Auszüge aus einem Satz von Layout-Annotationen:
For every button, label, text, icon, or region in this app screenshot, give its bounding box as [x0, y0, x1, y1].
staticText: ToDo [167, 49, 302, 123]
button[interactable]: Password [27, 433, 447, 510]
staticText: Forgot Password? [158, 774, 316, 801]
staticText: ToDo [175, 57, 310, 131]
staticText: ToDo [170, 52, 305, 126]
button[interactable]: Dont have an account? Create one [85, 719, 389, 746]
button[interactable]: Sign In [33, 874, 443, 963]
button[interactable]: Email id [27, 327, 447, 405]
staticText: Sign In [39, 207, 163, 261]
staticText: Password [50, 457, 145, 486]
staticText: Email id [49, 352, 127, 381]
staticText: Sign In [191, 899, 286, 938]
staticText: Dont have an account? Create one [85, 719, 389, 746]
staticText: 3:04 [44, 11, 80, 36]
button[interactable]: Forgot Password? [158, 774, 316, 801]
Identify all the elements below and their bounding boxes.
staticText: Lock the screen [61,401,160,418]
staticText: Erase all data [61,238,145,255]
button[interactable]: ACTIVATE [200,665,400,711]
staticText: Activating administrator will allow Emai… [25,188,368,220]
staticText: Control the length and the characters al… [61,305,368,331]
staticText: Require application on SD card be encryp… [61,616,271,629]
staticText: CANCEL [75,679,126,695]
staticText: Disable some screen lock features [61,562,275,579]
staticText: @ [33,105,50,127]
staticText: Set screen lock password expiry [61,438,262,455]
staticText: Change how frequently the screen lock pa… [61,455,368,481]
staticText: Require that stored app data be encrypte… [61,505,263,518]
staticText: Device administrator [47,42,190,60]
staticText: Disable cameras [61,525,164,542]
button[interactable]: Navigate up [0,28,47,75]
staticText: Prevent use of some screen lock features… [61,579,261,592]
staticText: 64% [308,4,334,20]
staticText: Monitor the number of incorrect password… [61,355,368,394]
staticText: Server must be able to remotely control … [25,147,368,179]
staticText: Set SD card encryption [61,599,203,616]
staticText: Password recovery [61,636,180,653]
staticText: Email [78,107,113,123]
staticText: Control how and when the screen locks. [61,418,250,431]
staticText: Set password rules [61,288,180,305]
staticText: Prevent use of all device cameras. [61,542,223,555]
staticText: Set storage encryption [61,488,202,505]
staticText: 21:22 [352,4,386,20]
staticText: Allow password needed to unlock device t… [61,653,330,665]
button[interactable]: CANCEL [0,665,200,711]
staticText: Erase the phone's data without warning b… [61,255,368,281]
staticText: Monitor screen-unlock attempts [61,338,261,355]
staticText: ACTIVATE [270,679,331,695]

AUFGABENSTELLUNG: Gib sämtliche Zeilen oben Zeichen für Zeichen und ohne Auslassung wieder.

VOLLSTÄNDIGE ANTWORT:
For every button, label, text, icon, or region in this app screenshot, give its bounding box as [x0, y0, x1, y1].
staticText: ToDo [167, 49, 302, 123]
button[interactable]: Password [27, 433, 447, 510]
staticText: Forgot Password? [158, 774, 316, 801]
staticText: ToDo [175, 57, 310, 131]
staticText: ToDo [170, 52, 305, 126]
button[interactable]: Dont have an account? Create one [85, 719, 389, 746]
button[interactable]: Sign In [33, 874, 443, 963]
button[interactable]: Email id [27, 327, 447, 405]
staticText: Sign In [39, 207, 163, 261]
staticText: Password [50, 457, 145, 486]
staticText: Email id [49, 352, 127, 381]
staticText: Sign In [191, 899, 286, 938]
staticText: Dont have an account? Create one [85, 719, 389, 746]
staticText: 3:04 [44, 11, 80, 36]
button[interactable]: Forgot Password? [158, 774, 316, 801]
Identify all the elements below and their bounding boxes.
staticText: Lock the screen [61,401,160,418]
staticText: Erase all data [61,238,145,255]
button[interactable]: ACTIVATE [200,665,400,711]
staticText: Activating administrator will allow Emai… [25,188,368,220]
staticText: Control the length and the characters al… [61,305,368,331]
staticText: Require application on SD card be encryp… [61,616,271,629]
staticText: CANCEL [75,679,126,695]
staticText: Disable some screen lock features [61,562,275,579]
staticText: @ [33,105,50,127]
staticText: Set screen lock password expiry [61,438,262,455]
staticText: Change how frequently the screen lock pa… [61,455,368,481]
staticText: Require that stored app data be encrypte… [61,505,263,518]
staticText: Device administrator [47,42,190,60]
staticText: Disable cameras [61,525,164,542]
button[interactable]: Navigate up [0,28,47,75]
staticText: Prevent use of some screen lock features… [61,579,261,592]
staticText: 64% [308,4,334,20]
staticText: Monitor the number of incorrect password… [61,355,368,394]
staticText: Server must be able to remotely control … [25,147,368,179]
staticText: Set SD card encryption [61,599,203,616]
staticText: Password recovery [61,636,180,653]
staticText: Email [78,107,113,123]
staticText: Control how and when the screen locks. [61,418,250,431]
staticText: Set password rules [61,288,180,305]
staticText: Prevent use of all device cameras. [61,542,223,555]
staticText: Set storage encryption [61,488,202,505]
staticText: 21:22 [352,4,386,20]
staticText: Allow password needed to unlock device t… [61,653,330,665]
button[interactable]: CANCEL [0,665,200,711]
staticText: Erase the phone's data without warning b… [61,255,368,281]
staticText: Monitor screen-unlock attempts [61,338,261,355]
staticText: ACTIVATE [270,679,331,695]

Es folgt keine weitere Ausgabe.